Copy the listing below line for line, keeping every character unchanged.

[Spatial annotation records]
----

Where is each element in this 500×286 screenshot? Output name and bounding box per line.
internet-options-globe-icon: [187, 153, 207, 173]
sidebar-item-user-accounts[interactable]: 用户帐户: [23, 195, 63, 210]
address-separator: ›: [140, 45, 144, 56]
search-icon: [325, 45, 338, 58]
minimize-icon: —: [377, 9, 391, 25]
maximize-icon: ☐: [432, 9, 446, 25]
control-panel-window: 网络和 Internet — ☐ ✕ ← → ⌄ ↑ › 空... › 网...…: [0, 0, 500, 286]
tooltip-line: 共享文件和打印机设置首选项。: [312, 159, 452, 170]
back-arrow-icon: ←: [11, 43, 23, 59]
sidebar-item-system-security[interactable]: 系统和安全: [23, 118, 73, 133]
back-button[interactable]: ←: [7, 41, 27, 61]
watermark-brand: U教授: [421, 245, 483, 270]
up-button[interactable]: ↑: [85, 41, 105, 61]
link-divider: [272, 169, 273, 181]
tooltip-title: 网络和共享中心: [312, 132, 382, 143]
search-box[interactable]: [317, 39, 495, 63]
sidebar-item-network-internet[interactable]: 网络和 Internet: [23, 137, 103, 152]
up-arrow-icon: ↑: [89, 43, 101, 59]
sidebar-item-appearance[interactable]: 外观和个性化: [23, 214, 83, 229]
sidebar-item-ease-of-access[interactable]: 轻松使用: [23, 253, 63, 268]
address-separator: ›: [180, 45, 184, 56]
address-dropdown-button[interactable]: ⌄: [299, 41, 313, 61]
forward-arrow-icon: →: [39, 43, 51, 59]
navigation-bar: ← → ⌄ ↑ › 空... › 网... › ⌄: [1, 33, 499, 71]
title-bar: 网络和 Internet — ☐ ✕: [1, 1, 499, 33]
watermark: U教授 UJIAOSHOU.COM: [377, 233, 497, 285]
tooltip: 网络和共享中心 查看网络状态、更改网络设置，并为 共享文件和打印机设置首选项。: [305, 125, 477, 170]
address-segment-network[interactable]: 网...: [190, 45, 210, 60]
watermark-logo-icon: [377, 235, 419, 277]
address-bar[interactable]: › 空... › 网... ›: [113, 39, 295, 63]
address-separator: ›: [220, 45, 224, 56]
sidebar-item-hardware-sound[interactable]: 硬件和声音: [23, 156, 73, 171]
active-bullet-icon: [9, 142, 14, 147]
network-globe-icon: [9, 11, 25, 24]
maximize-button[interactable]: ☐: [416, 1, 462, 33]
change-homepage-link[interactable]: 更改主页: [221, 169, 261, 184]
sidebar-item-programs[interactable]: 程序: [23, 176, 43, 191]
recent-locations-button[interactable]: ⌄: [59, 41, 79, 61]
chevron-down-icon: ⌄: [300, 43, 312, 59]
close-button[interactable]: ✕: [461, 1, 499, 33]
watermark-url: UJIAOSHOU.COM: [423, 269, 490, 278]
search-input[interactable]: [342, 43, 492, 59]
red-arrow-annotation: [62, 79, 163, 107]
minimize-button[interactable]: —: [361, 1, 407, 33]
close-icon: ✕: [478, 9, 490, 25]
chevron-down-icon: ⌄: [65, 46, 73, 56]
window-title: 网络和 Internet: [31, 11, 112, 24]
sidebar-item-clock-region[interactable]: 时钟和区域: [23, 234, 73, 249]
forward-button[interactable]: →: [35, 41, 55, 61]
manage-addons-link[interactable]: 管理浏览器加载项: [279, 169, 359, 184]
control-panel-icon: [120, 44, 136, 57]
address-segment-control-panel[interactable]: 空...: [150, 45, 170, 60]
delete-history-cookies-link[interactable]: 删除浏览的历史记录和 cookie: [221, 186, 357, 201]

----

Response.
Where is each element in this 500×286 screenshot? Output name and bounding box per line.
internet-options-globe-icon: [187, 153, 207, 173]
sidebar-item-user-accounts[interactable]: 用户帐户: [23, 195, 63, 210]
address-separator: ›: [140, 45, 144, 56]
search-icon: [325, 45, 338, 58]
minimize-icon: —: [377, 9, 391, 25]
maximize-icon: ☐: [432, 9, 446, 25]
control-panel-window: 网络和 Internet — ☐ ✕ ← → ⌄ ↑ › 空... › 网...…: [0, 0, 500, 286]
tooltip-line: 共享文件和打印机设置首选项。: [312, 159, 452, 170]
back-arrow-icon: ←: [11, 43, 23, 59]
sidebar-item-system-security[interactable]: 系统和安全: [23, 118, 73, 133]
back-button[interactable]: ←: [7, 41, 27, 61]
watermark-brand: U教授: [421, 245, 483, 270]
up-button[interactable]: ↑: [85, 41, 105, 61]
link-divider: [272, 169, 273, 181]
tooltip-title: 网络和共享中心: [312, 132, 382, 143]
search-box[interactable]: [317, 39, 495, 63]
sidebar-item-network-internet[interactable]: 网络和 Internet: [23, 137, 103, 152]
up-arrow-icon: ↑: [89, 43, 101, 59]
sidebar-item-appearance[interactable]: 外观和个性化: [23, 214, 83, 229]
sidebar-item-ease-of-access[interactable]: 轻松使用: [23, 253, 63, 268]
address-separator: ›: [180, 45, 184, 56]
address-dropdown-button[interactable]: ⌄: [299, 41, 313, 61]
forward-arrow-icon: →: [39, 43, 51, 59]
navigation-bar: ← → ⌄ ↑ › 空... › 网... › ⌄: [1, 33, 499, 71]
title-bar: 网络和 Internet — ☐ ✕: [1, 1, 499, 33]
watermark: U教授 UJIAOSHOU.COM: [377, 233, 497, 285]
tooltip: 网络和共享中心 查看网络状态、更改网络设置，并为 共享文件和打印机设置首选项。: [305, 125, 477, 170]
address-segment-network[interactable]: 网...: [190, 45, 210, 60]
watermark-logo-icon: [377, 235, 419, 277]
address-bar[interactable]: › 空... › 网... ›: [113, 39, 295, 63]
address-separator: ›: [220, 45, 224, 56]
sidebar-item-hardware-sound[interactable]: 硬件和声音: [23, 156, 73, 171]
active-bullet-icon: [9, 142, 14, 147]
network-globe-icon: [9, 11, 25, 24]
maximize-button[interactable]: ☐: [416, 1, 462, 33]
change-homepage-link[interactable]: 更改主页: [221, 169, 261, 184]
sidebar-item-programs[interactable]: 程序: [23, 176, 43, 191]
recent-locations-button[interactable]: ⌄: [59, 41, 79, 61]
chevron-down-icon: ⌄: [300, 43, 312, 59]
close-button[interactable]: ✕: [461, 1, 499, 33]
watermark-url: UJIAOSHOU.COM: [423, 269, 490, 278]
search-input[interactable]: [342, 43, 492, 59]
red-arrow-annotation: [62, 79, 163, 107]
minimize-button[interactable]: —: [361, 1, 407, 33]
close-icon: ✕: [478, 9, 490, 25]
chevron-down-icon: ⌄: [65, 46, 73, 56]
window-title: 网络和 Internet: [31, 11, 112, 24]
sidebar-item-clock-region[interactable]: 时钟和区域: [23, 234, 73, 249]
forward-button[interactable]: →: [35, 41, 55, 61]
manage-addons-link[interactable]: 管理浏览器加载项: [279, 169, 359, 184]
control-panel-icon: [120, 44, 136, 57]
address-segment-control-panel[interactable]: 空...: [150, 45, 170, 60]
delete-history-cookies-link[interactable]: 删除浏览的历史记录和 cookie: [221, 186, 357, 201]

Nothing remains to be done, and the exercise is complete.